▶ **Passage to read**
2.3 Image classification

Applying and adapting machine learning techniques to support solving tasks in the context of preserving the cultural heritage is a growing field of research. Many works address image-based classification of artworks by training an image classifier on the basis of images with known class labels to make predictions for images with unknown properties [21]. First works investigate classical machine learning approaches aiming to predict characteristics of a depicted painting [3]. In [7], one-versus-all Support Vector Machines are trained based on HOG features (histograms of oriented gradients, [16]) of images showing paintings, with the goal to predict the artist of the painting.

Instead of training a classifier to predict variables based on handcrafted image features, Convolutional Neural Networks (CNNs) allow for simultaneously learning features from given input images as well as learning a mapping of these features to class scores based on labeled training images [35, 36]. Thus, a trained CNN can be used to predict a class label for an object with unknown properties from an image depicting that object. CNN-based classifiers are also applied in many works addressing attribute prediction for depicted objects in the context of cultural heritage, where the focus is on making predictions for images showing paintings [11, 52]. In [58], the artist, the genre as well as the style of a painting are learned by means of a variant of AlexNet [35], achieving on average 68.3% correctly classified images for the three variables using the WikiArt dataset (http://www.wikiart.org/). Investigating the prediction of a painting’s artist, Sur and Blaine [57] obtain 82.5% overall accuracy on the Rijksmuseum dataset [44] utilizing a ResNet18 [26]. In both cases, there is one CNN per classification task, and network weights pre-trained on a variant of the ImageNet dataset [17] are used to improve the classification performance.

Instead of training a separate CNN per task to be learned, the concept of multitask learning aims to exploit interdependencies between related tasks by means of jointly learning them in one network and, thus, to improve the network’s performance in solving the individual tasks [10]. Multi-task learning for CNNs is addressed in many recent works [15] investigating different strategies for combining the training of several tasks. In the domain of cultural heritage, the most frequently used strategy applies a feature extraction network producing a high-level image representation that is shared among all tasks and which is processed by additional task-specific layers designed to solve the individual classification tasks, e.g., [5, 25, 56]. These works do not only perform multitask learning for predicting characteristics of paintings on the basis of images, they also make use of pre-trained CNNs for the shared feature extraction network.

In contrast to all works cited so far, which are dedicated to the classification of paintings, we address the CNN-based classification of images of silk fabrics. Even though there are papers dealing with the CNN-based classification of images of textiles, e.g. [29, 43, 48, 61], distinguishing different textile patterns, no work could be found addressing the classification of images of fabrics in the context of cultural heritage except for our previous one. The image classification network presented in this paper can be seen as an expansion of [20], aiming to predict different properties of silk fabrics; the network takes images of silk fabrics as input, where a high-level image representation produced by a fine-tuned ResNet [27] is shared among all task-specific classification branches that deliver the predictions. In contrast to [20] as well as [5, 25, 56], we adapt the training of the network weights such that hard training examples get a higher impact on the weight updates. In this way we want to deal with the problem of class imbalance in the training data, aiming to improve the classification performance for underrepresented classes. For that purpose, we combine a variant of the focal loss [38] with the multi-task softmax cross entropy loss used in [20], leading to a training strategy that focuses on hard training examples in a multi-task scenario while allowing for missing class labels at training time for some of the tasks to be learned. Furthermore, we investigate the prediction of four variables instead of three like in [20] and evaluate our methodology on a much larger dataset consisting of images from several museum collections instead of one collection only.

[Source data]
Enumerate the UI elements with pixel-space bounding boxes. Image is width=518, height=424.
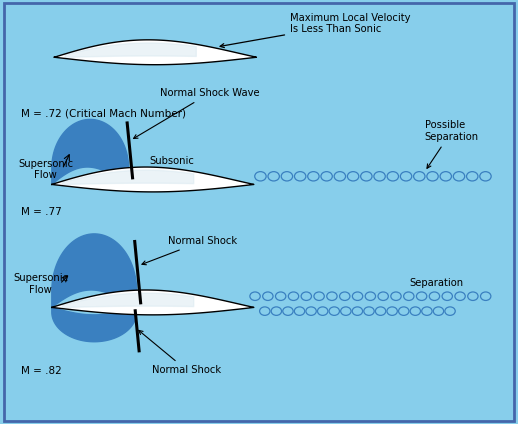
- Text: M = .82: M = .82: [21, 365, 62, 376]
- Polygon shape: [52, 234, 137, 307]
- Text: Normal Shock: Normal Shock: [139, 330, 221, 375]
- Text: Possible
Separation: Possible Separation: [425, 120, 479, 168]
- Text: Normal Shock Wave: Normal Shock Wave: [134, 88, 260, 139]
- Text: Normal Shock: Normal Shock: [142, 236, 237, 265]
- Text: Supersonic
Flow: Supersonic Flow: [13, 273, 68, 295]
- Polygon shape: [52, 290, 254, 315]
- Text: Maximum Local Velocity
Is Less Than Sonic: Maximum Local Velocity Is Less Than Soni…: [220, 13, 411, 47]
- Text: Supersonic
Flow: Supersonic Flow: [18, 159, 73, 180]
- Text: Separation: Separation: [409, 278, 463, 287]
- Text: M = .77: M = .77: [21, 207, 62, 218]
- Polygon shape: [52, 120, 128, 184]
- Text: M = .72 (Critical Mach Number): M = .72 (Critical Mach Number): [21, 108, 186, 118]
- Polygon shape: [52, 307, 137, 342]
- Polygon shape: [52, 167, 254, 192]
- Text: Subsonic: Subsonic: [149, 156, 194, 166]
- Polygon shape: [54, 40, 256, 65]
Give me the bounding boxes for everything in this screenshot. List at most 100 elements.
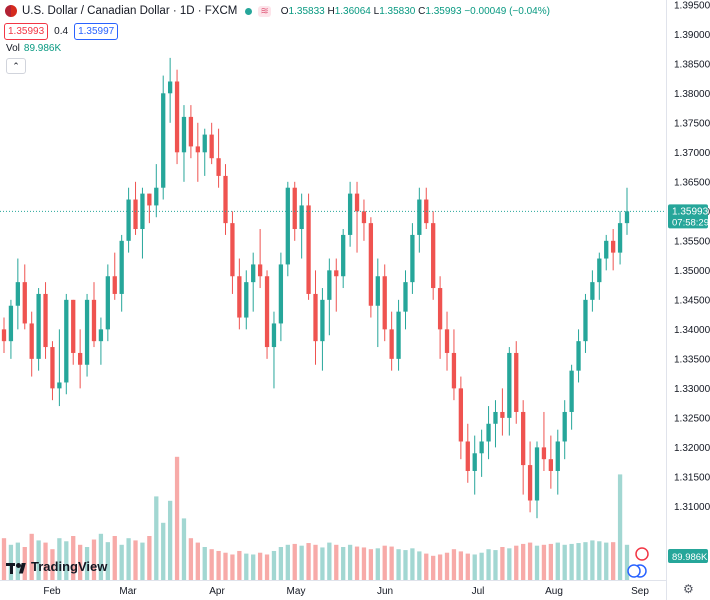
candle	[71, 299, 76, 365]
volume-bar	[257, 552, 263, 580]
candle	[278, 252, 284, 342]
volume-bar	[354, 546, 360, 580]
candle	[244, 270, 249, 330]
candle-body	[244, 282, 249, 318]
volume-bar	[334, 544, 339, 580]
candle-body	[451, 352, 457, 389]
ohlc-values: O1.35833 H1.36064 L1.35830 C1.35993 −0.0…	[280, 5, 550, 17]
candle	[334, 258, 339, 312]
event-flag-icon[interactable]	[627, 564, 641, 578]
volume-bar	[1, 538, 7, 580]
price-axis[interactable]: 1.39500 1.39000 1.38500 1.38000 1.37500 1.370…	[674, 0, 710, 513]
volume-bar	[98, 533, 104, 580]
candle	[424, 187, 429, 230]
candle-body	[382, 276, 387, 330]
x-tick-label: Jun	[377, 586, 393, 597]
candle	[410, 223, 415, 294]
candle	[126, 187, 131, 253]
volume-bar	[527, 542, 533, 580]
volume-bar	[403, 550, 408, 580]
volume-bar	[417, 551, 422, 580]
candle-body	[188, 116, 194, 147]
volume-bar	[244, 553, 249, 580]
candle	[375, 258, 380, 348]
candle-body	[84, 299, 90, 365]
x-tick-label: Jul	[472, 586, 485, 597]
volume-bar	[604, 542, 609, 580]
x-tick-label: Sep	[631, 586, 649, 597]
candle-body	[611, 240, 616, 253]
volume-bar	[569, 543, 574, 580]
candle	[98, 317, 104, 365]
event-flag-icon[interactable]	[635, 547, 649, 561]
buy-button[interactable]: 1.35997	[74, 23, 119, 40]
candle-body	[29, 323, 34, 359]
candle-body	[507, 352, 512, 418]
volume-bar	[285, 544, 290, 580]
volume-bar	[195, 542, 200, 580]
candle	[597, 252, 602, 300]
candle	[77, 329, 83, 389]
candle	[133, 181, 138, 235]
volume-bar	[361, 547, 367, 580]
candle	[167, 57, 173, 123]
candle	[43, 282, 48, 359]
symbol-title[interactable]: U.S. Dollar / Canadian Dollar · 1D · FXC…	[22, 5, 238, 17]
candle	[320, 288, 325, 371]
volume-bar	[181, 518, 187, 580]
time-axis[interactable]: Feb Mar Apr May Jun Jul Aug Sep	[43, 586, 649, 597]
candle	[161, 75, 166, 200]
candle-body	[278, 264, 284, 324]
candle	[216, 128, 221, 188]
volume-bar	[29, 533, 34, 580]
gear-icon[interactable]: ⚙	[683, 582, 694, 596]
candle	[341, 229, 346, 289]
candle-body	[71, 299, 76, 353]
chevron-up-icon[interactable]: ⌃	[6, 58, 26, 74]
candle-body	[292, 187, 297, 230]
candle-body	[237, 276, 242, 318]
volume-bar	[562, 544, 567, 580]
candle-body	[251, 264, 256, 283]
y-tick-label: 1.37500	[674, 118, 710, 129]
candle-body	[216, 158, 221, 176]
volume-bars	[1, 456, 630, 580]
tradingview-logo[interactable]: TradingView	[6, 559, 107, 574]
candles	[1, 57, 630, 519]
volume-bar	[223, 552, 228, 580]
volume-bar	[617, 474, 623, 580]
volume-bar	[320, 547, 325, 580]
candle	[57, 329, 62, 407]
y-tick-label: 1.33500	[674, 354, 710, 365]
market-status-icon[interactable]	[245, 7, 253, 15]
volume-bar	[507, 548, 512, 580]
volume-bar	[161, 522, 166, 580]
volume-bar	[174, 456, 180, 580]
sell-button[interactable]: 1.35993	[4, 23, 49, 40]
candle-body	[389, 329, 394, 359]
trade-buttons: 1.35993 0.4 1.35997	[4, 23, 119, 40]
candle	[285, 181, 290, 277]
volume-bar	[458, 551, 464, 580]
volume-bar	[368, 549, 374, 580]
candle-body	[334, 270, 339, 277]
volume-bar	[389, 546, 394, 580]
candle-body	[458, 388, 464, 442]
candle-body	[299, 205, 304, 230]
volume-bar	[514, 545, 519, 580]
candle	[382, 264, 387, 342]
y-tick-label: 1.38000	[674, 89, 710, 100]
volume-bar	[126, 538, 131, 580]
volume-bar	[410, 548, 415, 580]
flag-icon[interactable]: ≋	[258, 5, 271, 17]
candle	[230, 211, 235, 294]
volume-bar	[71, 536, 76, 580]
volume-label: Vol	[6, 43, 20, 54]
volume-bar	[188, 538, 194, 580]
candle	[306, 193, 311, 300]
spread-value: 0.4	[54, 26, 69, 37]
candle-body	[403, 282, 408, 312]
candle-body	[195, 146, 200, 153]
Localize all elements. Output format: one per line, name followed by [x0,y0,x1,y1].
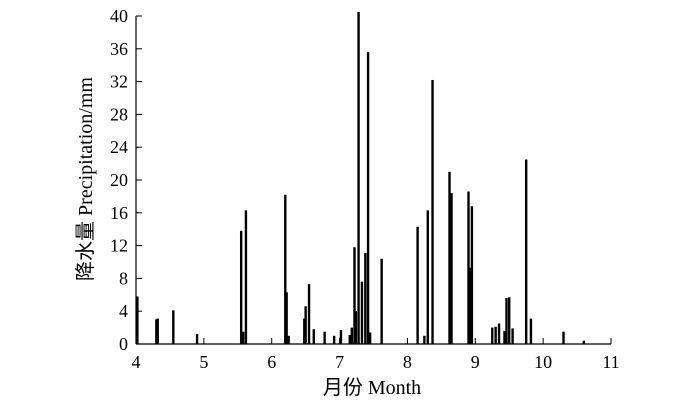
precipitation-bar [450,193,453,344]
precipitation-bar [350,327,353,344]
precipitation-bar [368,332,372,344]
precipitation-bar [426,210,429,344]
precipitation-bar [348,334,351,344]
precipitation-bar [357,11,360,345]
x-ticks: 4 5 6 7 8 9 10 11 [132,338,620,372]
precipitation-bar [511,328,514,344]
precipitation-bar [195,334,199,344]
precipitation-bar [353,247,356,344]
y-tick-label: 28 [110,104,128,124]
precipitation-bar [416,226,419,344]
precipitation-bar [239,230,243,344]
bar-series [136,11,586,345]
x-tick-label: 10 [534,352,552,372]
precipitation-bar [497,323,501,344]
precipitation-bar [136,296,139,344]
x-tick-label: 5 [199,352,208,372]
x-tick-label: 8 [403,352,412,372]
x-tick-label: 6 [267,352,276,372]
precipitation-bar [285,292,288,344]
precipitation-bar [303,318,306,344]
x-tick-label: 11 [602,352,619,372]
y-tick-label: 12 [110,236,128,256]
precipitation-bar [366,52,370,345]
precipitation-bar [431,79,434,345]
precipitation-bar [503,330,506,344]
precipitation-bar [582,340,586,344]
precipitation-bar [562,331,565,344]
y-tick-label: 24 [110,137,128,157]
y-ticks: 0 4 8 12 16 20 24 28 32 36 40 [110,6,142,354]
y-axis-title: 降水量 Precipitation/mm [74,77,97,281]
precipitation-bar [470,206,474,344]
precipitation-bar [242,331,245,344]
precipitation-bar [505,298,508,344]
precipitation-bar [156,318,159,344]
x-axis-title: 月份 Month [323,376,421,399]
precipitation-bar [172,310,175,344]
precipitation-bar [323,331,326,344]
precipitation-bar [287,335,290,344]
precipitation-bar [332,335,336,344]
y-tick-label: 0 [119,334,128,354]
precipitation-bar [312,329,315,344]
precipitation-bar [491,327,494,344]
precipitation-bar [339,330,343,344]
precipitation-bar [307,284,311,344]
x-tick-label: 7 [335,352,344,372]
y-tick-label: 8 [119,268,128,288]
precipitation-bar [284,194,287,344]
precipitation-bar [468,267,472,344]
precipitation-bar [524,159,528,344]
precipitation-bar [467,191,470,344]
y-tick-label: 4 [119,301,128,321]
y-tick-label: 36 [110,39,128,59]
y-tick-label: 40 [110,6,128,26]
x-tick-label: 9 [471,352,480,372]
y-tick-label: 20 [110,170,128,190]
precipitation-bar [448,171,451,344]
precipitation-bar [364,252,367,344]
precipitation-bar [423,335,426,344]
precipitation-bar [508,297,511,344]
y-tick-label: 16 [110,203,128,223]
precipitation-bar [380,258,383,344]
y-tick-label: 32 [110,72,128,92]
precipitation-bar [304,306,307,344]
precipitation-bar [529,318,533,344]
precipitation-bar [244,210,248,344]
precipitation-bar [494,326,497,344]
x-tick-label: 4 [132,352,141,372]
precipitation-bar [354,311,358,344]
precipitation-bar [360,281,364,344]
precipitation-bar [155,319,158,344]
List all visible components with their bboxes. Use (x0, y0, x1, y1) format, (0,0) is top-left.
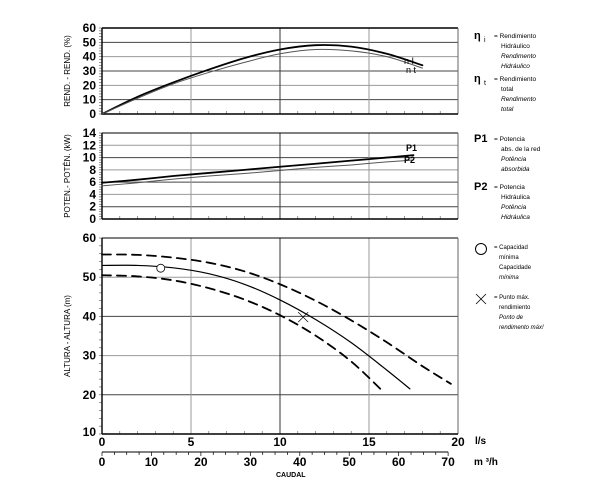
circle-marker-icon (475, 243, 487, 255)
power-axis-label: POTEN.- POTÊN. (kW) (63, 134, 72, 218)
eta-i-line-2: Hidráulico (501, 43, 530, 50)
efficiency-y-tick-label: 10 (83, 93, 97, 107)
power-y-tick-label: 12 (83, 138, 97, 152)
x-unit-ls: l/s (475, 436, 487, 447)
efficiency-y-tick-label: 60 (83, 21, 97, 35)
p2-line-3: Potência (501, 204, 527, 211)
efficiency-y-tick-label: 50 (83, 35, 97, 49)
head-series-upper (101, 253, 452, 385)
x-tick-label-ls: 0 (99, 435, 106, 449)
eta-t-line-2: total (501, 86, 514, 93)
x-tick-label-ls: 10 (273, 435, 287, 449)
circle-line-1: = Capacidad (494, 245, 528, 251)
head-y-tick-label: 30 (83, 349, 97, 363)
legend-p1: P1 = Potencia abs. de la red Potência ab… (474, 133, 594, 185)
head-y-tick-label: 60 (83, 231, 97, 245)
min-capacity-marker (156, 263, 166, 273)
power-y-tick-label: 2 (89, 200, 96, 214)
head-axis-label: ALTURA - ALTURA (m) (63, 295, 72, 377)
eta-i-subscript: i (484, 37, 486, 44)
x-tick-label-ls: 15 (362, 435, 376, 449)
circle-line-4: mínima (499, 275, 519, 281)
power-series-p2 (101, 159, 414, 187)
p1-line-3: Potência (501, 156, 527, 163)
efficiency-y-tick-label: 20 (83, 78, 97, 92)
power-y-tick-label: 10 (83, 151, 97, 165)
eta-t-line-1: = Rendimiento (494, 76, 537, 83)
eta-i-line-1: = Rendimiento (494, 33, 537, 40)
x-unit-m3h: m ³/h (474, 457, 498, 468)
series-label-p1: P1 (406, 143, 417, 153)
p2-line-4: Hidráulica (501, 214, 530, 221)
x-tick-label-m3h: 50 (343, 455, 357, 469)
circle-line-3: Capacidade (499, 265, 532, 271)
head-y-tick-label: 40 (83, 309, 97, 323)
legend-eta-t: η t = Rendimiento total Rendimento total (474, 73, 594, 125)
p1-line-1: = Potencia (494, 136, 525, 143)
eta-t-line-3: Rendimento (501, 96, 537, 103)
x-tick-label-m3h: 40 (293, 455, 307, 469)
eta-i-symbol: η (474, 30, 481, 42)
efficiency-axis-label: REND. - REND. (%) (63, 35, 72, 107)
cross-marker-icon (475, 293, 487, 305)
eta-i-line-4: Hidráulico (501, 63, 530, 70)
head-y-tick-label: 20 (83, 388, 97, 402)
x-tick-label-m3h: 20 (194, 455, 208, 469)
x-tick-label-m3h: 70 (441, 455, 455, 469)
p2-line-2: Hidráulica (501, 194, 530, 201)
x-tick-label-m3h: 30 (244, 455, 258, 469)
eta-t-subscript: t (484, 80, 486, 87)
x-tick-label-m3h: 0 (99, 455, 106, 469)
cross-line-1: = Punto máx. (494, 295, 530, 301)
x-axis-title: CAUDAL (276, 472, 306, 479)
series-label-n-i: n I (404, 56, 414, 66)
p2-line-1: = Potencia (494, 184, 525, 191)
head-y-tick-label: 50 (83, 270, 97, 284)
legend-p2: P2 = Potencia Hidráulica Potência Hidráu… (474, 181, 594, 233)
power-series-p1 (101, 154, 415, 184)
head-series-nominal (101, 264, 411, 390)
head-y-tick-label: 10 (83, 425, 97, 439)
power-y-tick-label: 8 (89, 163, 96, 177)
p2-symbol: P2 (474, 181, 488, 193)
power-y-tick-label: 0 (89, 212, 96, 226)
cross-line-4: rendimento máx! (499, 325, 544, 331)
x-tick-label-m3h: 10 (145, 455, 159, 469)
max-efficiency-marker (297, 311, 309, 323)
power-y-tick-label: 6 (89, 175, 96, 189)
power-y-tick-label: 4 (89, 187, 96, 201)
series-label-n-t: n t (406, 65, 417, 75)
cross-line-3: Ponto de (499, 315, 524, 321)
cross-line-2: rendimiento (499, 305, 531, 311)
eta-t-symbol: η (474, 73, 481, 85)
p1-symbol: P1 (474, 133, 488, 145)
head-series-lower (101, 274, 385, 393)
eta-t-line-4: total (501, 106, 514, 113)
p1-line-2: abs. de la red (501, 146, 541, 153)
circle-line-2: mínima (499, 255, 519, 261)
x-tick-label-ls: 5 (188, 435, 195, 449)
p1-line-4: absorbida (501, 166, 530, 173)
x-tick-label-m3h: 60 (392, 455, 406, 469)
legend-max-efficiency: = Punto máx. rendimiento Ponto de rendim… (474, 293, 594, 343)
efficiency-y-tick-label: 0 (89, 107, 96, 121)
power-y-tick-label: 14 (83, 126, 97, 140)
series-label-p2: P2 (404, 155, 415, 165)
efficiency-y-tick-label: 40 (83, 50, 97, 64)
eta-i-line-3: Rendimento (501, 53, 537, 60)
x-tick-label-ls: 20 (451, 435, 465, 449)
legend-eta-i: η i = Rendimiento Hidráulico Rendimento … (474, 30, 594, 82)
legend-min-capacity: = Capacidad mínima Capacidade mínima (474, 243, 594, 293)
efficiency-y-tick-label: 30 (83, 64, 97, 78)
efficiency-series-n-t (101, 48, 423, 115)
efficiency-series-n-i (101, 44, 424, 115)
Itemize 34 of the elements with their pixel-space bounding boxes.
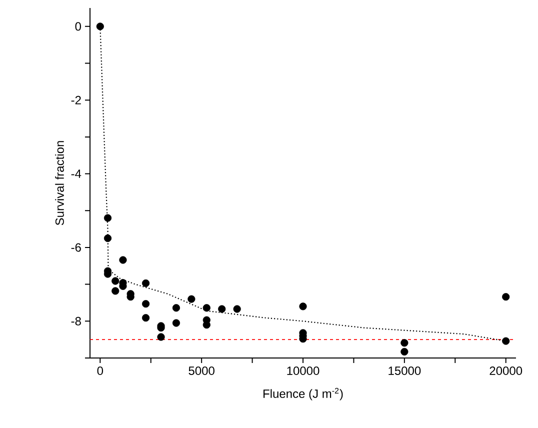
point xyxy=(112,287,120,295)
point xyxy=(233,305,241,313)
point xyxy=(172,304,180,312)
point xyxy=(104,234,112,242)
point xyxy=(502,337,510,345)
point xyxy=(202,304,210,312)
point xyxy=(112,277,120,285)
point xyxy=(218,305,226,313)
point xyxy=(96,22,104,30)
y-axis-title: Survival fraction xyxy=(55,141,64,226)
point xyxy=(400,339,408,347)
y-tick-label: -6 xyxy=(71,243,81,252)
point xyxy=(202,321,210,329)
y-tick-label: -8 xyxy=(71,316,81,326)
point xyxy=(104,214,112,222)
point xyxy=(142,314,150,322)
point xyxy=(157,333,165,341)
x-tick-label: 5000 xyxy=(188,366,214,376)
point xyxy=(400,348,408,356)
x-tick-label: 0 xyxy=(97,366,104,376)
x-tick-label: 20000 xyxy=(490,366,522,376)
point xyxy=(188,295,196,303)
x-tick-label: 15000 xyxy=(388,366,421,376)
x-axis-title: Fluence (J m$^{-2}$) xyxy=(264,388,343,400)
point xyxy=(142,300,150,308)
y-tick-label: -2 xyxy=(71,96,81,104)
point xyxy=(119,256,127,264)
point xyxy=(502,293,510,301)
point xyxy=(172,319,180,327)
point xyxy=(299,302,307,310)
y-tick-label: 0 xyxy=(75,22,82,31)
x-tick-label: 10000 xyxy=(287,366,320,376)
point xyxy=(142,279,150,287)
y-tick-label: -4 xyxy=(71,170,82,178)
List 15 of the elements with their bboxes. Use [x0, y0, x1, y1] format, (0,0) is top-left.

▶ **Task requirements**
- A) In the entries, from the line with "- Text: M = .82: M = .82: [21, 365, 62, 376]" up to and including the line with "Give me the", swap "Polygon shape" for "Polygon outline" wherever it appears and give those lines back with nothing else changed.
- B) Write a continuation of the text on image classification for cultural heritage, picking up right after its last sentence.

▶ **Task answers**
- A)
- Text: M = .82: M = .82: [21, 365, 62, 376]
- Polygon outline: [52, 234, 137, 307]
- Text: Normal Shock: Normal Shock: [139, 330, 221, 375]
- Text: Possible
Separation: Possible Separation: [425, 120, 479, 168]
- Text: Normal Shock Wave: Normal Shock Wave: [134, 88, 260, 139]
- Text: Normal Shock: Normal Shock: [142, 236, 237, 265]
- Text: Supersonic
Flow: Supersonic Flow: [13, 273, 68, 295]
- Polygon outline: [52, 290, 254, 315]
- Text: Maximum Local Velocity
Is Less Than Sonic: Maximum Local Velocity Is Less Than Soni…: [220, 13, 411, 47]
- Text: Supersonic
Flow: Supersonic Flow: [18, 159, 73, 180]
- Text: Separation: Separation: [409, 278, 463, 287]
- Text: M = .77: M = .77: [21, 207, 62, 218]
- Polygon outline: [52, 120, 128, 184]
- Text: M = .72 (Critical Mach Number): M = .72 (Critical Mach Number): [21, 108, 186, 118]
- Polygon outline: [52, 307, 137, 342]
- Polygon outline: [52, 167, 254, 192]
- Text: Subsonic: Subsonic: [149, 156, 194, 166]
- Polygon outline: [54, 40, 256, 65]
Give me the bounding boxes for everything in this screenshot. List at most 100 elements.

- B)
2.4 Text classification

Much of the recent work in natural language processing has focused on fine-tuning large transformer neural networks [59] pretrained as language models such as BERT [18] and RoBERTA [41]. The most common approach is to add a task-specific head to the pretrained transformer to create the final model architecture. The full model is then trained on the task specific data. This is the process that is called fine-tuning. On most natural language processing (NLP) tasks, some variation of this approach provides the best results. Previously, many multilingual and cross-lingual artificial intelligence approaches to text used pretrained and aligned word-embeddings, such as the aligned fastText embeddings [8, 30]. But similarly to the overall trend in NLP, recent approaches have also moved towards using fine-tuning of pretrained transformers. Our work follows this trend, we fine-tune the pretrained XLM-R [14]. Multitask models are often very desirable from a practical perspective: a single model is easier to deploy and maintain, offers faster inference and occupies less space in memory when compared to multiple models. Further, multitask learning can often result in measurable improvements [9]. [40] showed that multitask training of BERT improved results across several tasks.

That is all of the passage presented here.